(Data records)
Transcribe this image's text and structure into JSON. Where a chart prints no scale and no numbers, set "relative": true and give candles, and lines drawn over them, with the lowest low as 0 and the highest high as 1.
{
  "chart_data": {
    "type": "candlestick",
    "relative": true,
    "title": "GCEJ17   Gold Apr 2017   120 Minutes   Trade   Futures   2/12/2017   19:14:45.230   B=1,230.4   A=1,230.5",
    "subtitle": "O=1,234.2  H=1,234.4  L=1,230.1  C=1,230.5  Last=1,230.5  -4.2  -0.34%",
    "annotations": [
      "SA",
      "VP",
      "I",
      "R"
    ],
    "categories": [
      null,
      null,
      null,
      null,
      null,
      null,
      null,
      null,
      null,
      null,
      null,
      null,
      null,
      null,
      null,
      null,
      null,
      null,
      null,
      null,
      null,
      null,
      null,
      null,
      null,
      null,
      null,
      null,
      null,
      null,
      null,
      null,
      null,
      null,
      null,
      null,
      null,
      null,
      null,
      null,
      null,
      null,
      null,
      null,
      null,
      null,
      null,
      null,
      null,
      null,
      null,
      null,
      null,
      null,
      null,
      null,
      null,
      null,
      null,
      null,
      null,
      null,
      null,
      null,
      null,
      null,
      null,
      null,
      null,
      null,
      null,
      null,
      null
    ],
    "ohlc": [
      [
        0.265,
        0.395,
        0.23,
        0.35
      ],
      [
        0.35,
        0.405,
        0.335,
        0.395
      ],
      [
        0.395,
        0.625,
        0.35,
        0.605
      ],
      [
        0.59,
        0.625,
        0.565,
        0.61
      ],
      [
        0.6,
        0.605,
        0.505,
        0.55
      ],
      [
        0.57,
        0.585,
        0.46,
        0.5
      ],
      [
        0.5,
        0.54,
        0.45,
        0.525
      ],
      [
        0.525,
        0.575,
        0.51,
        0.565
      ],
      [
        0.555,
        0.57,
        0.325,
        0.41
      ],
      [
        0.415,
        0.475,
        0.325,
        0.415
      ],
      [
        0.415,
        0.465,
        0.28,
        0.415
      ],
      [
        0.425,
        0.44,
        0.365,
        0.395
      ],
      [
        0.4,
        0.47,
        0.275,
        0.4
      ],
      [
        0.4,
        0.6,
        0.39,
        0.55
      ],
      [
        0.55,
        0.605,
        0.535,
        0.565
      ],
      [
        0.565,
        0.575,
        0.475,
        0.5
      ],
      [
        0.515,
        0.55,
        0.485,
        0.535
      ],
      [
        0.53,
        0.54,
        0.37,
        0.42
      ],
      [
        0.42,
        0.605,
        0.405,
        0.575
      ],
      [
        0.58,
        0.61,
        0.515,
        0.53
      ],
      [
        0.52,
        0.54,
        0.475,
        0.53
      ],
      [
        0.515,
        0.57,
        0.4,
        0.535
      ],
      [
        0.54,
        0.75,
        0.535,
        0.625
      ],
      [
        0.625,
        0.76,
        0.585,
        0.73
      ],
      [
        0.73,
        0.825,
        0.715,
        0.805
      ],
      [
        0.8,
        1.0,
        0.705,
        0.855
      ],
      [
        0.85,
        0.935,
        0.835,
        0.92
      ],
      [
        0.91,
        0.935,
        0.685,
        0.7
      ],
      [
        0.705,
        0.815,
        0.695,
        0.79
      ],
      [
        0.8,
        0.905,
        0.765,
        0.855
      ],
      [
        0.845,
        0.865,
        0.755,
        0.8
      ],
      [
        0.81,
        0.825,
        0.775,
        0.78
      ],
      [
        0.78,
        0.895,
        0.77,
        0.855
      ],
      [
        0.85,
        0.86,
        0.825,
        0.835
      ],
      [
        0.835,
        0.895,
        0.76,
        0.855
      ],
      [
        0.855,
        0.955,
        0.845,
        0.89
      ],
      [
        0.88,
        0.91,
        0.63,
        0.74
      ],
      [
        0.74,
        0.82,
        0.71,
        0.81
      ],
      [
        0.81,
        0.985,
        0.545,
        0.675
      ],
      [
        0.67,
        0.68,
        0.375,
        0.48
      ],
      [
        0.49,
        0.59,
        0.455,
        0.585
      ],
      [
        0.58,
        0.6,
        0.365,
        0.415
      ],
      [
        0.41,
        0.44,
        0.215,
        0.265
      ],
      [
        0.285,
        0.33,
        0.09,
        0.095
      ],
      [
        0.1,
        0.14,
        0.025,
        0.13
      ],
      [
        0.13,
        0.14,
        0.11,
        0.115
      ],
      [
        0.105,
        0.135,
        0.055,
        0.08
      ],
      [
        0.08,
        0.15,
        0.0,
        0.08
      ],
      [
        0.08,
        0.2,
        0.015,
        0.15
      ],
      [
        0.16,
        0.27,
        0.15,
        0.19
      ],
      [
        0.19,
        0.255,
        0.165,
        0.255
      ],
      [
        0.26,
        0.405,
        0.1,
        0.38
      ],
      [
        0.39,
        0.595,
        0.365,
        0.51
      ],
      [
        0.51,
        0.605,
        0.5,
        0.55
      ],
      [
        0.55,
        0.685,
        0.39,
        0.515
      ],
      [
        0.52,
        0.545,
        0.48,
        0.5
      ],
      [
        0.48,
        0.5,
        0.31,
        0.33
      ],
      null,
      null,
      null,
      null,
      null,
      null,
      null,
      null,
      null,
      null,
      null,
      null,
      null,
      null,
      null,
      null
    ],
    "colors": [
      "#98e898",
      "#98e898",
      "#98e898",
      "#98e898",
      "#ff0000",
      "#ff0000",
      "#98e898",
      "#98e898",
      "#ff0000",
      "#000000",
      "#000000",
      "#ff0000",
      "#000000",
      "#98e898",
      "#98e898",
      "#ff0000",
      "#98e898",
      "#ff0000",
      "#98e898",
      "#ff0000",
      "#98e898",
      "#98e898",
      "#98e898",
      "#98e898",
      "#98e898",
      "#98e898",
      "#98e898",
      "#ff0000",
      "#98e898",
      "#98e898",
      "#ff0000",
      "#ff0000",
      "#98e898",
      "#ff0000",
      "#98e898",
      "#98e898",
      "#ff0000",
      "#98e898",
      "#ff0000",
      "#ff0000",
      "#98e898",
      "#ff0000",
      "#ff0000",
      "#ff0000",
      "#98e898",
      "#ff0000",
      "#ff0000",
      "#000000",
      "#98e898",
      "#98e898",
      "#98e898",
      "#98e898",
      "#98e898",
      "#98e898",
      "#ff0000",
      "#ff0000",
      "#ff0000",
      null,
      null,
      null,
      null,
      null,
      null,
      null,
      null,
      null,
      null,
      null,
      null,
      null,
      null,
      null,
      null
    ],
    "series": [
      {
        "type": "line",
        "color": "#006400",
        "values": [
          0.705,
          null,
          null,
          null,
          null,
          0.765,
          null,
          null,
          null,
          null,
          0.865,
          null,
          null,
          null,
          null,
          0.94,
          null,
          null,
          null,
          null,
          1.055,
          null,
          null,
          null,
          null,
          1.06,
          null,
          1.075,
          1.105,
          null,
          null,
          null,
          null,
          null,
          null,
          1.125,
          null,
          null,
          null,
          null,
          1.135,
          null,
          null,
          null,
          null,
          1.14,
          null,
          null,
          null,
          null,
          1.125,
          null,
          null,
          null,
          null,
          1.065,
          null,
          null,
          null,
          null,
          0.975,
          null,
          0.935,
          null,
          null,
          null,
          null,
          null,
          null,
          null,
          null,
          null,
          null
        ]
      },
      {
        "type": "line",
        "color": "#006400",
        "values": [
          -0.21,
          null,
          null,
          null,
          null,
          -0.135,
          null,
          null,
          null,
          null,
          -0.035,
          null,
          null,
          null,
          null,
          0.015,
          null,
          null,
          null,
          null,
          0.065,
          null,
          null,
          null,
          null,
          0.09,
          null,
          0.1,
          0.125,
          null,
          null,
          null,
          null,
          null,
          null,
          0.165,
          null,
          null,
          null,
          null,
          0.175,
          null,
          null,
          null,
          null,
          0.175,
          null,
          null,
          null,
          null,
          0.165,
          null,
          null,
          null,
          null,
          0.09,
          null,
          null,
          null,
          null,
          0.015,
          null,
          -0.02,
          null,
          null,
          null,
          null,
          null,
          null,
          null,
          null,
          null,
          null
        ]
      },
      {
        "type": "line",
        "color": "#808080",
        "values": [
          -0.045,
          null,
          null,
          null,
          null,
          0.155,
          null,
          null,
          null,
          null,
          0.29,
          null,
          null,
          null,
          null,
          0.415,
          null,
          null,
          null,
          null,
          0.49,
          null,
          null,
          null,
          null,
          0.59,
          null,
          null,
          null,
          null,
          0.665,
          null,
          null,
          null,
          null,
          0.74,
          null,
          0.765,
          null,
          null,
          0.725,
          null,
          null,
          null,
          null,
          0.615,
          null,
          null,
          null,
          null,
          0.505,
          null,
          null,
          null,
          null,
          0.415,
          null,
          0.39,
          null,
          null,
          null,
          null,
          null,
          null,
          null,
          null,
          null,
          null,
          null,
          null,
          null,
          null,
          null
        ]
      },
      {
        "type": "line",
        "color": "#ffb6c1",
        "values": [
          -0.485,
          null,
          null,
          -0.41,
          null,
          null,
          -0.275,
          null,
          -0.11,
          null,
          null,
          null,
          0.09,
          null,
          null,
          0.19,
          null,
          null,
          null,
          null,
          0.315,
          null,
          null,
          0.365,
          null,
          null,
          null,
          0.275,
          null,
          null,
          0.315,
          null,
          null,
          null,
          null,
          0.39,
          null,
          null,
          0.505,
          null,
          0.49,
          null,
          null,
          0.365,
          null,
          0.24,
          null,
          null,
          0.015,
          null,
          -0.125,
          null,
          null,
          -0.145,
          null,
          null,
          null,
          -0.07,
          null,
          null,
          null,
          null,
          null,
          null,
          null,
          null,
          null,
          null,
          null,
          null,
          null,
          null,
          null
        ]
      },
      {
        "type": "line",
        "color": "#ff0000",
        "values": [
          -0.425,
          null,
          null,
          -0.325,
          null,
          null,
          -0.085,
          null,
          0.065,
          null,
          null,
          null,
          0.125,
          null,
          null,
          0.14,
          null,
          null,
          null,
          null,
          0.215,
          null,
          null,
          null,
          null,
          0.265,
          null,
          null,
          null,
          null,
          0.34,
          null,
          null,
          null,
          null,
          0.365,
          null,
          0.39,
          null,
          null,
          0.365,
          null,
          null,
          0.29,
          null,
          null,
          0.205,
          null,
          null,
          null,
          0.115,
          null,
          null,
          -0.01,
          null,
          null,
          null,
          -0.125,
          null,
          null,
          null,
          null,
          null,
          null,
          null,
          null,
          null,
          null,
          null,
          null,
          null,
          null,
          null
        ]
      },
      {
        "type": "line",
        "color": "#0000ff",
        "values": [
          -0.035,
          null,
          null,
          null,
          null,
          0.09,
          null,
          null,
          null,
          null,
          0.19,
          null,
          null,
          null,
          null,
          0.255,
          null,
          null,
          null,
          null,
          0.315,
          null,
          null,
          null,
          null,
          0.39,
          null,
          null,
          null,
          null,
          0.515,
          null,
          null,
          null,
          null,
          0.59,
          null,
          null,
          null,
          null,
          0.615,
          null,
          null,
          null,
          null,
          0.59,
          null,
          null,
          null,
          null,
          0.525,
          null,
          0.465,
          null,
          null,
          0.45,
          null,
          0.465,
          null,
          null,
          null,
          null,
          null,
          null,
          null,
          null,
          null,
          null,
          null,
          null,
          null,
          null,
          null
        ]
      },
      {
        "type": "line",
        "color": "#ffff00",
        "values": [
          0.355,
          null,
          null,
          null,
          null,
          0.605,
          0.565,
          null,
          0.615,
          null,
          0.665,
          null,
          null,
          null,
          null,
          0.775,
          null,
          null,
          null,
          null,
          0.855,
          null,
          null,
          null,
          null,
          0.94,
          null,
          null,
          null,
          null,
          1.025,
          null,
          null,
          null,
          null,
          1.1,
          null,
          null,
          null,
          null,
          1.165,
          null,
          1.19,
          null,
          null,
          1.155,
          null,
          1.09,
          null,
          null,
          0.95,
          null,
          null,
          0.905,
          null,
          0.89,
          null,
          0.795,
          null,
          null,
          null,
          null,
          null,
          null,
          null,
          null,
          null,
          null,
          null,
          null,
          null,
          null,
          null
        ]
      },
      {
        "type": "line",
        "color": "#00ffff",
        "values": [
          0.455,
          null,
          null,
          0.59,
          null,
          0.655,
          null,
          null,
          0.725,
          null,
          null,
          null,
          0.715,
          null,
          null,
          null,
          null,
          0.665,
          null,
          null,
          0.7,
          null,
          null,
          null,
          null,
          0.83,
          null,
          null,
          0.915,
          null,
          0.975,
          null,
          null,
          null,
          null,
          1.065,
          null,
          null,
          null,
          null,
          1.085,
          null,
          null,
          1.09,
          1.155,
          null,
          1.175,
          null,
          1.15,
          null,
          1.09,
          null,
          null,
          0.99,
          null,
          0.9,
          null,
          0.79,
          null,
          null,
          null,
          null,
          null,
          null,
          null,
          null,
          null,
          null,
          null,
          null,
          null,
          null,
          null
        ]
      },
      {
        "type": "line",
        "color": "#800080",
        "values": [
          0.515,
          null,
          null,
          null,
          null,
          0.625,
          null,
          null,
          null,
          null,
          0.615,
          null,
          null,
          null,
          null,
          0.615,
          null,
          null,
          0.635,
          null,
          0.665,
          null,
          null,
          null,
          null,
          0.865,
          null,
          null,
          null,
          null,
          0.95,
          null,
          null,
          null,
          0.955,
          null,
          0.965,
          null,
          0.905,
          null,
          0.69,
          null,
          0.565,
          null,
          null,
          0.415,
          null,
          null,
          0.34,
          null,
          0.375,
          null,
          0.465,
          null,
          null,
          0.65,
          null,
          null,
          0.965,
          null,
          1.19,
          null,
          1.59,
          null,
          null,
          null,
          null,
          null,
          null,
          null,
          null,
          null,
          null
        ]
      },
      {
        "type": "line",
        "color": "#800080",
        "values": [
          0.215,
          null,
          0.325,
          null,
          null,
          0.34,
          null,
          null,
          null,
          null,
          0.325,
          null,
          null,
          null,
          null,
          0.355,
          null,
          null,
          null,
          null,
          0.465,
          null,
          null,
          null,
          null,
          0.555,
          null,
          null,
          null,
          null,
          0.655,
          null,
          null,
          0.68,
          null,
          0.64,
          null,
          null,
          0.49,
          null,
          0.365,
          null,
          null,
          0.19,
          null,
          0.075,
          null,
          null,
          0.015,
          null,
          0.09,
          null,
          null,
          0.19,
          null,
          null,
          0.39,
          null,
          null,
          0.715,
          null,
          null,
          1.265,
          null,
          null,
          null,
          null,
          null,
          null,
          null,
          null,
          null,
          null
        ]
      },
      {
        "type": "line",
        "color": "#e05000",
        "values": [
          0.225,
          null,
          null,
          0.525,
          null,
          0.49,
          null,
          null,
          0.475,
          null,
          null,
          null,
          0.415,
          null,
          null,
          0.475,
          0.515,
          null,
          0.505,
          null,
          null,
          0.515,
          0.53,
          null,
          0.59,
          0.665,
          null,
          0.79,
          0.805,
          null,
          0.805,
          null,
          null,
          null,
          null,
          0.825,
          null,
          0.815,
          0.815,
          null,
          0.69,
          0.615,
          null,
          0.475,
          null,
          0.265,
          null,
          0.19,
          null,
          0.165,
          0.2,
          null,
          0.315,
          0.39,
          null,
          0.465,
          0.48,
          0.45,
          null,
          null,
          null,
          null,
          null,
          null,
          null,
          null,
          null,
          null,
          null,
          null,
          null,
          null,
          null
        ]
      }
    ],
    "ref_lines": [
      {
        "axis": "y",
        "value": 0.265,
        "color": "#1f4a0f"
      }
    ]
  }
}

TASK DETAILS: Find how many lines in the records contain the string "true", then give the number alone.

TASK RESULT: 2